-- start of Input --
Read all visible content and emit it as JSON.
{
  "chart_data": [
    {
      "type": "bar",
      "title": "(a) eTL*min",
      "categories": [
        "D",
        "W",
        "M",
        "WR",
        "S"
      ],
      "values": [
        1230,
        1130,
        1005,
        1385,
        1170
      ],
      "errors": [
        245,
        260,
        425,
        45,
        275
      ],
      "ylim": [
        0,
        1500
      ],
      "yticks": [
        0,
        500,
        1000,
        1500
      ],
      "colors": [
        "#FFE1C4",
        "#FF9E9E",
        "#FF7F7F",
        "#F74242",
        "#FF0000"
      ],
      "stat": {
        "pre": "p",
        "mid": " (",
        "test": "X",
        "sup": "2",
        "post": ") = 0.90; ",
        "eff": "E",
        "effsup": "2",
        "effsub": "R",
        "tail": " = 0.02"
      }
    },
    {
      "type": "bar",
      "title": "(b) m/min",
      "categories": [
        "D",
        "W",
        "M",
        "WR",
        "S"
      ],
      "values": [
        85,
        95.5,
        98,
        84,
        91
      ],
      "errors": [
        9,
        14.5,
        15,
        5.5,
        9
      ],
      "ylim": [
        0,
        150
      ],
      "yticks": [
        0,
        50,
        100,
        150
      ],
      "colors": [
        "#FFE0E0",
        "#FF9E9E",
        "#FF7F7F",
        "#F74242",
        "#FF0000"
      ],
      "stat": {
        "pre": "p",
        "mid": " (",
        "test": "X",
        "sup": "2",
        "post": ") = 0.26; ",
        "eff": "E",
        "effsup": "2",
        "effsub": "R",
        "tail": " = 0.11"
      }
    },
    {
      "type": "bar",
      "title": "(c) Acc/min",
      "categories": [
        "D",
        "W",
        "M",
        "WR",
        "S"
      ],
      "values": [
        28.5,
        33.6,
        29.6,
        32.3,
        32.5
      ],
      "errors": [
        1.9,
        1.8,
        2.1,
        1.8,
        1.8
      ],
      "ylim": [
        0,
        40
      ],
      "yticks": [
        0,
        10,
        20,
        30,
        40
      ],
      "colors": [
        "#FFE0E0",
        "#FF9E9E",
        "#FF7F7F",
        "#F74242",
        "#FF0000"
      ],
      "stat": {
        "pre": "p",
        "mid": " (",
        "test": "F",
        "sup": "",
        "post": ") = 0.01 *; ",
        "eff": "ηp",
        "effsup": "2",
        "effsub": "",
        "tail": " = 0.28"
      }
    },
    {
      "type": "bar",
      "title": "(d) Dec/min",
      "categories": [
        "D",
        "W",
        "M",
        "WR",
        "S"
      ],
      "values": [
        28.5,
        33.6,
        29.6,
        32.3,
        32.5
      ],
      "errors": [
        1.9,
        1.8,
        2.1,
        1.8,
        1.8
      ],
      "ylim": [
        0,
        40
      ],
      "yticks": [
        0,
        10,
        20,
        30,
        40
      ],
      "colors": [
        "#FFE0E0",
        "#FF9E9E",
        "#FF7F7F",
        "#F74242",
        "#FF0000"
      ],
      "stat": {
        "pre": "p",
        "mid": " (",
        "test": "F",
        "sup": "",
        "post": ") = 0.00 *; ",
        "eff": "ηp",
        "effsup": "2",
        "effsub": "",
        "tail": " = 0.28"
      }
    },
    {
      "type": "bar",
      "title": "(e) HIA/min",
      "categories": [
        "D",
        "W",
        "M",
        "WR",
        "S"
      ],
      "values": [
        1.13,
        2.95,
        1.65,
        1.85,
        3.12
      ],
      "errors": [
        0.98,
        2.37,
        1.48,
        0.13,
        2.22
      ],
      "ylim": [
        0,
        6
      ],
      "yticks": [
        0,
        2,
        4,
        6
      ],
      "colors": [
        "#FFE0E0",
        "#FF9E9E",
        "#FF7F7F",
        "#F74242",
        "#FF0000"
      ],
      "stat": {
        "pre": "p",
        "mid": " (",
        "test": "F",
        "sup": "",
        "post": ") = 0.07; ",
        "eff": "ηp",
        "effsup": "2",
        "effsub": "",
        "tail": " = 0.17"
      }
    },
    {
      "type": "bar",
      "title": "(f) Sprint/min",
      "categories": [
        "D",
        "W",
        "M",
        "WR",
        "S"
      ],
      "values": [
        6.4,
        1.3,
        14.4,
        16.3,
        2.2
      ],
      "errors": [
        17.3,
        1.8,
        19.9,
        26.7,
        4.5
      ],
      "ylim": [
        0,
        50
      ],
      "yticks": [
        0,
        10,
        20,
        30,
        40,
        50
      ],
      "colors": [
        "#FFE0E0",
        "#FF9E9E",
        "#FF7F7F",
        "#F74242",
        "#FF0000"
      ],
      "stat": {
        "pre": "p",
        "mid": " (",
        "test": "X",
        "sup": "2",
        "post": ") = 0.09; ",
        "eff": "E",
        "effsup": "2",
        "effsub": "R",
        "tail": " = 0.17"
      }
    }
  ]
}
-- end of Input --
Exercise requirements: Which lines in the data above contain "title"? Show each one.

Complete answer:
      "title": "(a) eTL*min",
      "title": "(b) m/min",
      "title": "(c) Acc/min",
      "title": "(d) Dec/min",
      "title": "(e) HIA/min",
      "title": "(f) Sprint/min",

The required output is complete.